>> Begin

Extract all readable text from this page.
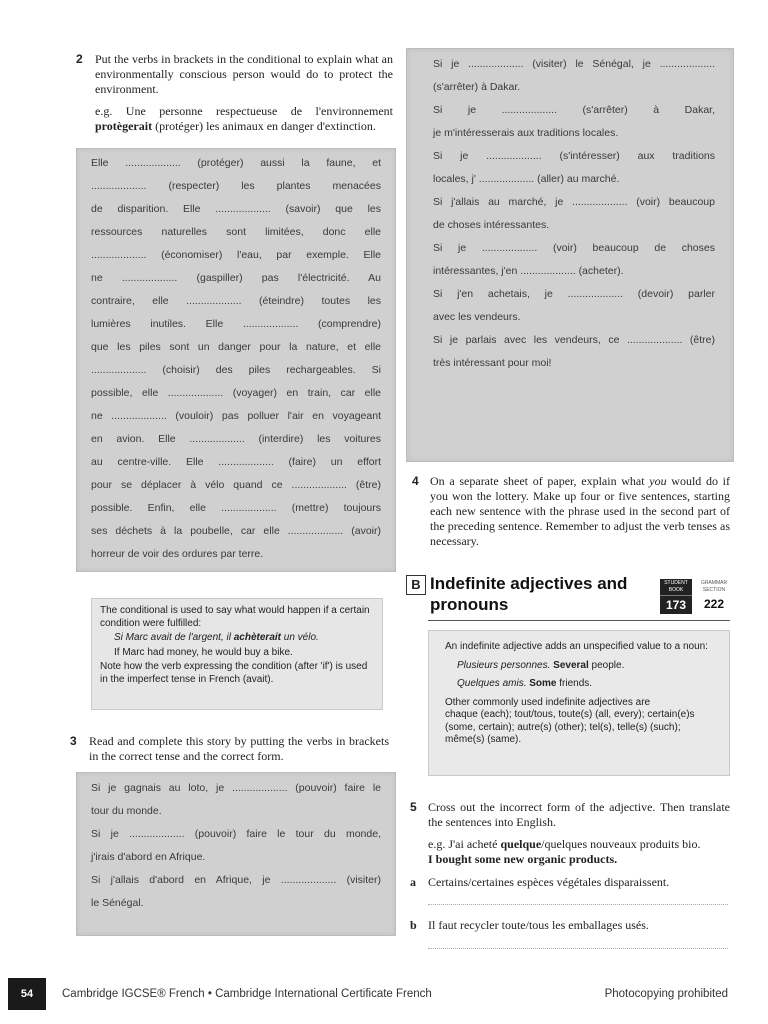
2 Put the verbs in brackets in the conditional to explain what an environmentally conscious person would do to protect the environment.
e.g. Une personne respectueuse de l'environnement protègerait (protéger) les animaux en danger d'extinction.

Elle ................... (protéger) aussi la faune, et

................... (respecter) les plantes menacées

de disparition. Elle ................... (savoir) que les

ressources naturelles sont limitées, donc elle

................... (économiser) l'eau, par exemple. Elle

ne ................... (gaspiller) pas l'électricité. Au

contraire, elle ................... (éteindre) toutes les

lumières inutiles. Elle ................... (comprendre)

que les piles sont un danger pour la nature, et elle

................... (choisir) des piles rechargeables. Si

possible, elle ................... (voyager) en train, car elle

ne ................... (vouloir) pas polluer l'air en voyageant

en avion. Elle ................... (interdire) les voitures

au centre-ville. Elle ................... (faire) un effort

pour se déplacer à vélo quand ce ................... (être)

possible. Enfin, elle ................... (mettre) toujours

ses déchets à la poubelle, car elle ................... (avoir)

horreur de voir des ordures par terre.

The conditional is used to say what would happen if a certain condition were fulfilled:

Si Marc avait de l'argent, il achèterait un vélo.

If Marc had money, he would buy a bike.

Note how the verb expressing the condition (after 'if') is used in the imperfect tense in French (avait).

3 Read and complete this story by putting the verbs in brackets in the correct tense and the correct form.

Si je gagnais au loto, je ................... (pouvoir) faire le

tour du monde.

Si je ................... (pouvoir) faire le tour du monde,

j'irais d'abord en Afrique.

Si j'allais d'abord en Afrique, je ................... (visiter)

le Sénégal.

Si je ................... (visiter) le Sénégal, je ...................

(s'arrêter) à Dakar.

Si je ................... (s'arrêter) à Dakar,

je m'intéresserais aux traditions locales.

Si je ................... (s'intéresser) aux traditions

locales, j' ................... (aller) au marché.

Si j'allais au marché, je ................... (voir) beaucoup

de choses intéressantes.

Si je ................... (voir) beaucoup de choses

intéressantes, j'en ................... (acheter).

Si j'en achetais, je ................... (devoir) parler

avec les vendeurs.

Si je parlais avec les vendeurs, ce ................... (être)

très intéressant pour moi!

4 On a separate sheet of paper, explain what you would do if you won the lottery. Make up four or five sentences, starting each new sentence with the phrase used in the second part of the preceding sentence. Remember to adjust the verb tenses as necessary.
B Indefinite adjectives and
pronouns
STUDENT BOOK
173
GRAMMAR SECTION
222

An indefinite adjective adds an unspecified value to a noun:

Plusieurs personnes. Several people.

Quelques amis. Some friends.

Other commonly used indefinite adjectives are

chaque (each); tout/tous, toute(s) (all, every); certain(e)s (some, certain); autre(s) (other); tel(s), telle(s) (such); même(s) (same).

5 Cross out the incorrect form of the adjective. Then translate the sentences into English.
e.g. J'ai acheté quelque/quelques nouveaux produits bio.
I bought some new organic products.
a Certains/certaines espèces végétales disparaissent.
b Il faut recycler toute/tous les emballages usés.
54	Cambridge IGCSE® French • Cambridge International Certificate French	Photocopying prohibited
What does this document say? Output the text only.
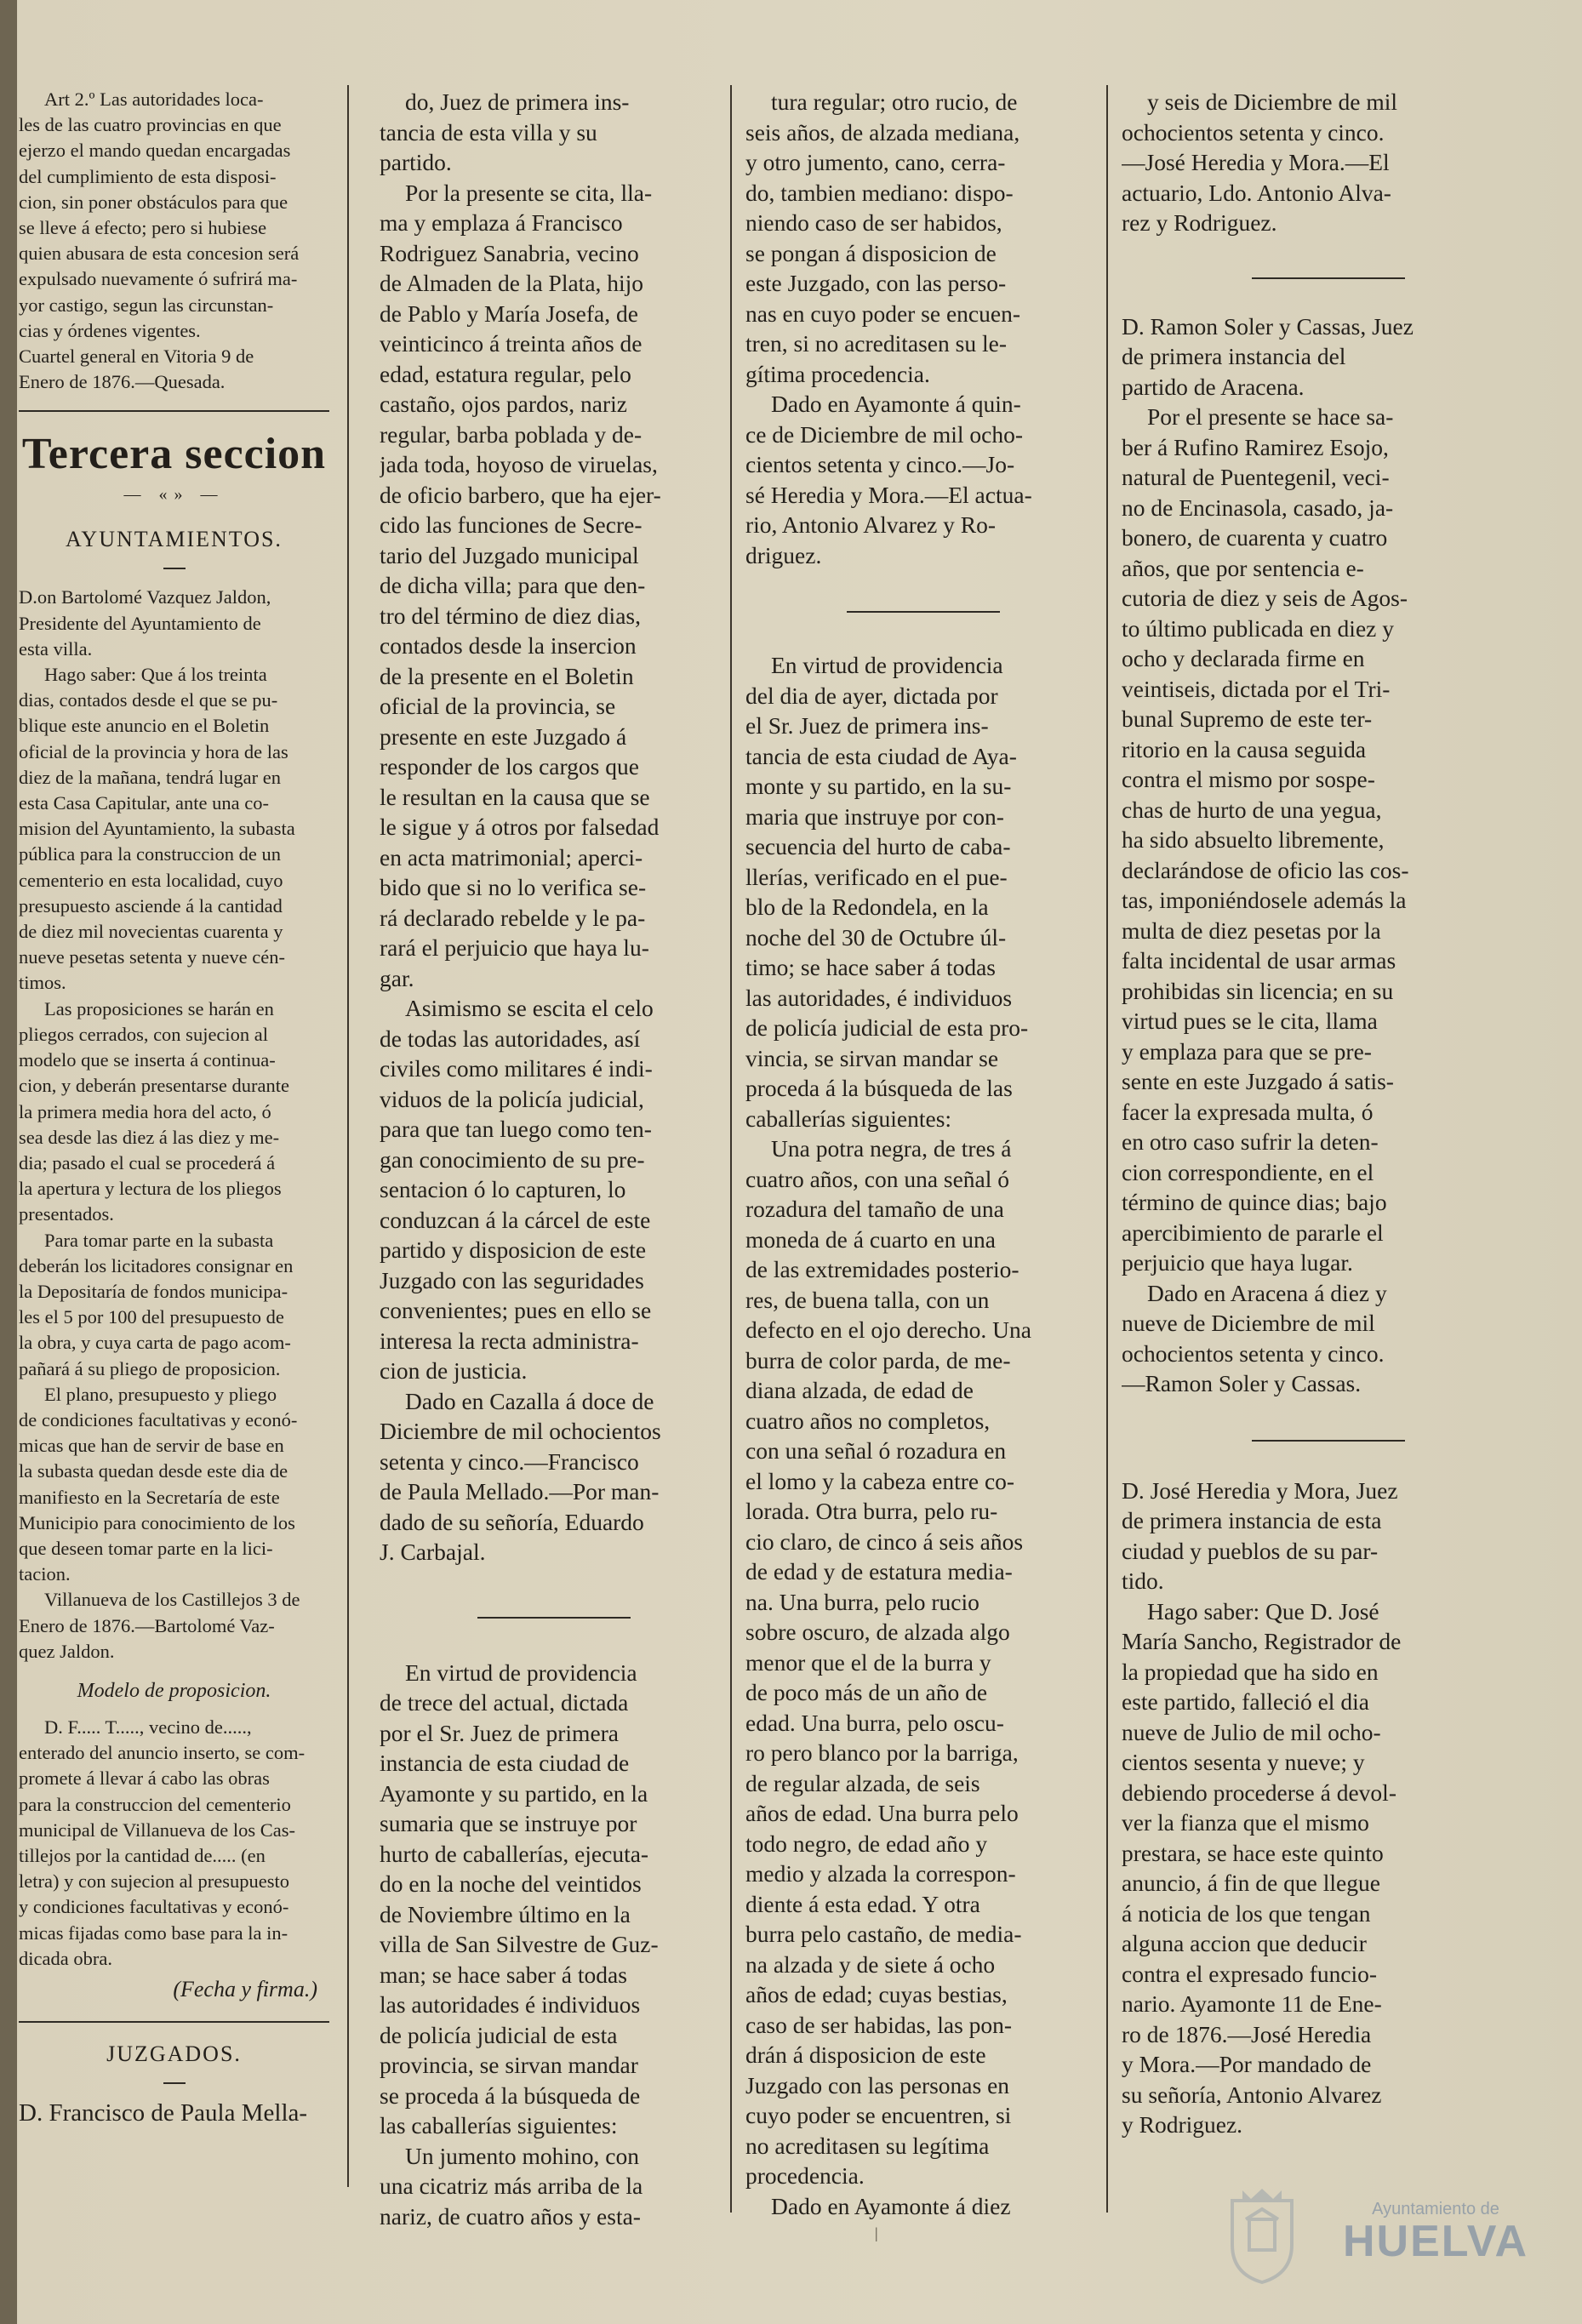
Art 2.º Las autoridades loca-

les de las cuatro provincias en que

ejerzo el mando quedan encargadas

del cumplimiento de esta disposi-

cion, sin poner obstáculos para que

se lleve á efecto; pero si hubiese

quien abusara de esta concesion será

expulsado nuevamente ó sufrirá ma-

yor castigo, segun las circunstan-

cias y órdenes vigentes.

Cuartel general en Vitoria 9 de

Enero de 1876.—Quesada.

Tercera seccion
— «» —
AYUNTAMIENTOS.

D.on Bartolomé Vazquez Jaldon,

Presidente del Ayuntamiento de

esta villa.

Hago saber: Que á los treinta

dias, contados desde el que se pu-

blique este anuncio en el Boletin

oficial de la provincia y hora de las

diez de la mañana, tendrá lugar en

esta Casa Capitular, ante una co-

mision del Ayuntamiento, la subasta

pública para la construccion de un

cementerio en esta localidad, cuyo

presupuesto asciende á la cantidad

de diez mil novecientas cuarenta y

nueve pesetas setenta y nueve cén-

timos.

Las proposiciones se harán en

pliegos cerrados, con sujecion al

modelo que se inserta á continua-

cion, y deberán presentarse durante

la primera media hora del acto, ó

sea desde las diez á las diez y me-

dia; pasado el cual se procederá á

la apertura y lectura de los pliegos

presentados.

Para tomar parte en la subasta

deberán los licitadores consignar en

la Depositaría de fondos municipa-

les el 5 por 100 del presupuesto de

la obra, y cuya carta de pago acom-

pañará á su pliego de proposicion.

El plano, presupuesto y pliego

de condiciones facultativas y econó-

micas que han de servir de base en

la subasta quedan desde este dia de

manifiesto en la Secretaría de este

Municipio para conocimiento de los

que deseen tomar parte en la lici-

tacion.

Villanueva de los Castillejos 3 de

Enero de 1876.—Bartolomé Vaz-

quez Jaldon.

Modelo de proposicion.

D. F..... T....., vecino de.....,

enterado del anuncio inserto, se com-

promete á llevar á cabo las obras

para la construccion del cementerio

municipal de Villanueva de los Cas-

tillejos por la cantidad de..... (en

letra) y con sujecion al presupuesto

y condiciones facultativas y econó-

micas fijadas como base para la in-

dicada obra.

(Fecha y firma.)
JUZGADOS.
D. Francisco de Paula Mella-

do, Juez de primera ins-

tancia de esta villa y su

partido.

Por la presente se cita, lla-

ma y emplaza á Francisco

Rodriguez Sanabria, vecino

de Almaden de la Plata, hijo

de Pablo y María Josefa, de

veinticinco á treinta años de

edad, estatura regular, pelo

castaño, ojos pardos, nariz

regular, barba poblada y de-

jada toda, hoyoso de viruelas,

de oficio barbero, que ha ejer-

cido las funciones de Secre-

tario del Juzgado municipal

de dicha villa; para que den-

tro del término de diez dias,

contados desde la insercion

de la presente en el Boletin

oficial de la provincia, se

presente en este Juzgado á

responder de los cargos que

le resultan en la causa que se

le sigue y á otros por falsedad

en acta matrimonial; aperci-

bido que si no lo verifica se-

rá declarado rebelde y le pa-

rará el perjuicio que haya lu-

gar.

Asimismo se escita el celo

de todas las autoridades, así

civiles como militares é indi-

viduos de la policía judicial,

para que tan luego como ten-

gan conocimiento de su pre-

sentacion ó lo capturen, lo

conduzcan á la cárcel de este

partido y disposicion de este

Juzgado con las seguridades

convenientes; pues en ello se

interesa la recta administra-

cion de justicia.

Dado en Cazalla á doce de

Diciembre de mil ochocientos

setenta y cinco.—Francisco

de Paula Mellado.—Por man-

dado de su señoría, Eduardo

J. Carbajal.

En virtud de providencia

de trece del actual, dictada

por el Sr. Juez de primera

instancia de esta ciudad de

Ayamonte y su partido, en la

sumaria que se instruye por

hurto de caballerías, ejecuta-

do en la noche del veintidos

de Noviembre último en la

villa de San Silvestre de Guz-

man; se hace saber á todas

las autoridades é individuos

de policía judicial de esta

provincia, se sirvan mandar

se proceda á la búsqueda de

las caballerías siguientes:

Un jumento mohino, con

una cicatriz más arriba de la

nariz, de cuatro años y esta-

tura regular; otro rucio, de

seis años, de alzada mediana,

y otro jumento, cano, cerra-

do, tambien mediano: dispo-

niendo caso de ser habidos,

se pongan á disposicion de

este Juzgado, con las perso-

nas en cuyo poder se encuen-

tren, si no acreditasen su le-

gítima procedencia.

Dado en Ayamonte á quin-

ce de Diciembre de mil ocho-

cientos setenta y cinco.—Jo-

sé Heredia y Mora.—El actua-

rio, Antonio Alvarez y Ro-

driguez.

En virtud de providencia

del dia de ayer, dictada por

el Sr. Juez de primera ins-

tancia de esta ciudad de Aya-

monte y su partido, en la su-

maria que instruye por con-

secuencia del hurto de caba-

llerías, verificado en el pue-

blo de la Redondela, en la

noche del 30 de Octubre úl-

timo; se hace saber á todas

las autoridades, é individuos

de policía judicial de esta pro-

vincia, se sirvan mandar se

proceda á la búsqueda de las

caballerías siguientes:

Una potra negra, de tres á

cuatro años, con una señal ó

rozadura del tamaño de una

moneda de á cuarto en una

de las extremidades posterio-

res, de buena talla, con un

defecto en el ojo derecho. Una

burra de color parda, de me-

diana alzada, de edad de

cuatro años no completos,

con una señal ó rozadura en

el lomo y la cabeza entre co-

lorada. Otra burra, pelo ru-

cio claro, de cinco á seis años

de edad y de estatura media-

na. Una burra, pelo rucio

sobre oscuro, de alzada algo

menor que el de la burra y

de poco más de un año de

edad. Una burra, pelo oscu-

ro pero blanco por la barriga,

de regular alzada, de seis

años de edad. Una burra pelo

todo negro, de edad año y

medio y alzada la correspon-

diente á esta edad. Y otra

burra pelo castaño, de media-

na alzada y de siete á ocho

años de edad; cuyas bestias,

caso de ser habidas, las pon-

drán á disposicion de este

Juzgado con las personas en

cuyo poder se encuentren, si

no acreditasen su legítima

procedencia.

Dado en Ayamonte á diez

y seis de Diciembre de mil

ochocientos setenta y cinco.

—José Heredia y Mora.—El

actuario, Ldo. Antonio Alva-

rez y Rodriguez.

D. Ramon Soler y Cassas, Juez

de primera instancia del

partido de Aracena.

Por el presente se hace sa-

ber á Rufino Ramirez Esojo,

natural de Puentegenil, veci-

no de Encinasola, casado, ja-

bonero, de cuarenta y cuatro

años, que por sentencia e-

cutoria de diez y seis de Agos-

to último publicada en diez y

ocho y declarada firme en

veintiseis, dictada por el Tri-

bunal Supremo de este ter-

ritorio en la causa seguida

contra el mismo por sospe-

chas de hurto de una yegua,

ha sido absuelto libremente,

declarándose de oficio las cos-

tas, imponiéndosele además la

multa de diez pesetas por la

falta incidental de usar armas

prohibidas sin licencia; en su

virtud pues se le cita, llama

y emplaza para que se pre-

sente en este Juzgado á satis-

facer la expresada multa, ó

en otro caso sufrir la deten-

cion correspondiente, en el

término de quince dias; bajo

apercibimiento de pararle el

perjuicio que haya lugar.

Dado en Aracena á diez y

nueve de Diciembre de mil

ochocientos setenta y cinco.

—Ramon Soler y Cassas.

D. José Heredia y Mora, Juez

de primera instancia de esta

ciudad y pueblos de su par-

tido.

Hago saber: Que D. José

María Sancho, Registrador de

la propiedad que ha sido en

este partido, falleció el dia

nueve de Julio de mil ocho-

cientos sesenta y nueve; y

debiendo procederse á devol-

ver la fianza que el mismo

prestara, se hace este quinto

anuncio, á fin de que llegue

á noticia de los que tengan

alguna accion que deducir

contra el expresado funcio-

nario. Ayamonte 11 de Ene-

ro de 1876.—José Heredia

y Mora.—Por mandado de

su señoría, Antonio Alvarez

y Rodriguez.

|
Ayuntamiento de
HUELVA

>> End

In the records above, tally the lines where the word "Enero" appears, and give the number and nothing else.

2